_TEXTO FORNECIDO_

☆ ☆ ☆ ☆ ☆ ☆ ☆

O aprimoramento das forças repressivas oficiais também ocorreu a partir de experiências no exterior, como no caso da participação brasileira na missão das nações unidas para a “estabilização” no Haiti (2004-2017). Cumprindo os interesses de potências imperialistas como os EUA, o Brasil foi o principal braço militar da missão, mobilizando dezenas de milhares de militares. Ao longo de 13 anos, a ocupação do Haiti foi comandada por generais brasileiros, quase todos com papel de destaque no governo Bolsonaro: Augusto Heleno (2004-2005); Santos Cruz (2007-2009); Floriano Peixoto Vieira Neto (2009-2010); Luiz Eduardo Ramos (2011-2012); Edson Pujol (2013-2014). As ações de repressão e controle no Haiti influenciaram abertamente ações internas, como as ocupações militares das favelas do Rio de Janeiro, autorizadas e estimuladas por Lula e seus aliados locais.
Os capacetes azuis no Haiti e seu comandante supremo. Os militares dessa operação de “paz” foram acusados de mais de 2 mil de estupros, inclusive de centenas de crianças. |
Como uma das
consequências desse novo patamar de repressão, houve uma explosão da população
carcerária no Brasil. As cadeias e os presídios
brasileiros, como é sabido, encarceram sobretudo a população pobre e negra em
condições sub-humanas. Verdadeiros navios negreiros onde todo tipo de
arbitrariedade do estado é permitida e, por isso mesmo, constituem uma ameaça
permanente para as classes dominadas permanecerem “na linha”.
Como qualquer governo
burguês, o PT usou o aparelho repressivo de estado capitalista em prol dos
interesses do conjunto das classes dominantes, contra as massas trabalhadoras. Através
de diversas políticas, os governos petistas não só deixaram intocáveis
instrumentos repressivos oficiais (forças armadas, polícias, sistema prisional
etc.) e clandestinos (pistoleiros, esquadrões de morte, milicianos etc.) das
classes dominantes, como também os aperfeiçoaram e/ou criaram novos. Afinal,
garantir a “lei e a ordem”, em sintonia com os demais governos regionais e
outros poderes, é algo fundamental para que a acumulação do capital ocorra sem
maiores convulsões sociais – objetivo primordial do reformismo e do
oportunismo.

☆ ☆ ☆ ☆ ☆ ☆ ☆

_TRECHOS DO CONJUNTO_
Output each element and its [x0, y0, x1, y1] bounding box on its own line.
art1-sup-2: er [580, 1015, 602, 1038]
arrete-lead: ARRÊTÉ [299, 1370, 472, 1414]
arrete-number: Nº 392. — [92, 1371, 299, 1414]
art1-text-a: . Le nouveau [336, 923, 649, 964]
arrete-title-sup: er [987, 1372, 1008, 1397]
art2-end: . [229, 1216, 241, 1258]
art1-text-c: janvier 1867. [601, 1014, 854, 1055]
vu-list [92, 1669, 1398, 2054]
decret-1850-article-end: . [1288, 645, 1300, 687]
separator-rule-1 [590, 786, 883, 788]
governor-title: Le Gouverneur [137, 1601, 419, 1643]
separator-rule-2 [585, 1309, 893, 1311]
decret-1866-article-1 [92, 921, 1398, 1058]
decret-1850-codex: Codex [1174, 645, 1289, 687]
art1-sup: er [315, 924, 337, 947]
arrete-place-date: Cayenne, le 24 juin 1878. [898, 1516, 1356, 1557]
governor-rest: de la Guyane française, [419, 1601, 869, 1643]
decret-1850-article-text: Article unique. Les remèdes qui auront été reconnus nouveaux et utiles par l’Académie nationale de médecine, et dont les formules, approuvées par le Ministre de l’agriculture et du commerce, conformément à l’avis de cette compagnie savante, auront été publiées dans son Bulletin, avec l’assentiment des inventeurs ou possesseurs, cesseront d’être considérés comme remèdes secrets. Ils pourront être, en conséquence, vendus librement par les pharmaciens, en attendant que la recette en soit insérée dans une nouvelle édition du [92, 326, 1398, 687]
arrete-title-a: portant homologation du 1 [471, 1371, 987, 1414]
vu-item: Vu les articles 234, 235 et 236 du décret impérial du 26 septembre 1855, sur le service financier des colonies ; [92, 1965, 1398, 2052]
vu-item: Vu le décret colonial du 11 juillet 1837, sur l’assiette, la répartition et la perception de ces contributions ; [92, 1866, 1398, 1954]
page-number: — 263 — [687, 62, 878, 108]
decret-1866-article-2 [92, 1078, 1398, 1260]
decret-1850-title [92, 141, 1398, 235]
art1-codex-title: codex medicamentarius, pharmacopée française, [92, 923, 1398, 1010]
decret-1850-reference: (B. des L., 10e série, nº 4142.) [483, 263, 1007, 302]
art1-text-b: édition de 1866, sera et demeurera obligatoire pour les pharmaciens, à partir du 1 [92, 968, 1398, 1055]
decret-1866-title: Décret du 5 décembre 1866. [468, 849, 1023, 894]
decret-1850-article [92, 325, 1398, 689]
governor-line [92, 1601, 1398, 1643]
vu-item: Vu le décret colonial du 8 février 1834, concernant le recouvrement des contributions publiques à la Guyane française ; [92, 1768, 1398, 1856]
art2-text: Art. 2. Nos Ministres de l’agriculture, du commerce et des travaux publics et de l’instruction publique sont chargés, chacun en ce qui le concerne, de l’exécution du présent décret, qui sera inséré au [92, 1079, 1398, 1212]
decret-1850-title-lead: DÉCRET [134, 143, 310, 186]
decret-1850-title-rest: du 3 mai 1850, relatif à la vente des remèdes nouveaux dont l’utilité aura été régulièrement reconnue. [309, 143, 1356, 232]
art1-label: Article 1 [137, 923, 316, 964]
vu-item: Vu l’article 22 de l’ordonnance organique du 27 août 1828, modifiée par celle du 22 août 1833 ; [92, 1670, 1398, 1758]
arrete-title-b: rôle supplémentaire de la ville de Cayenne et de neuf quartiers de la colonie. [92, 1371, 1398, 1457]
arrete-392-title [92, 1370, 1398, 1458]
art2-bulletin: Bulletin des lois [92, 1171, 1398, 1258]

☆ ☆ ☆ ☆ ☆ ☆ ☆

_INSTRUÇÕES_
1. Segundo o texto fornecido, qual general brasileiro comandou a ocupação do Haiti de 2007 a 2009?
2. Reproduza do texto fornecido o trecho que vai de "O aprimoramento das" até "seus aliados locais.".

_RESPOSTAS DADAS_
1. Santos Cruz.

2.
O aprimoramento das forças repressivas oficiais também ocorreu a partir de experiências no exterior, como no caso da participação brasileira na missão das nações unidas para a “estabilização” no Haiti (2004-2017). Cumprindo os interesses de potências imperialistas como os EUA, o Brasil foi o principal braço militar da missão, mobilizando dezenas de milhares de militares. Ao longo de 13 anos, a ocupação do Haiti foi comandada por generais brasileiros, quase todos com papel de destaque no governo Bolsonaro: Augusto Heleno (2004-2005); Santos Cruz (2007-2009); Floriano Peixoto Vieira Neto (2009-2010); Luiz Eduardo Ramos (2011-2012); Edson Pujol (2013-2014). As ações de repressão e controle no Haiti influenciaram abertamente ações internas, como as ocupações militares das favelas do Rio de Janeiro, autorizadas e estimuladas por Lula e seus aliados locais.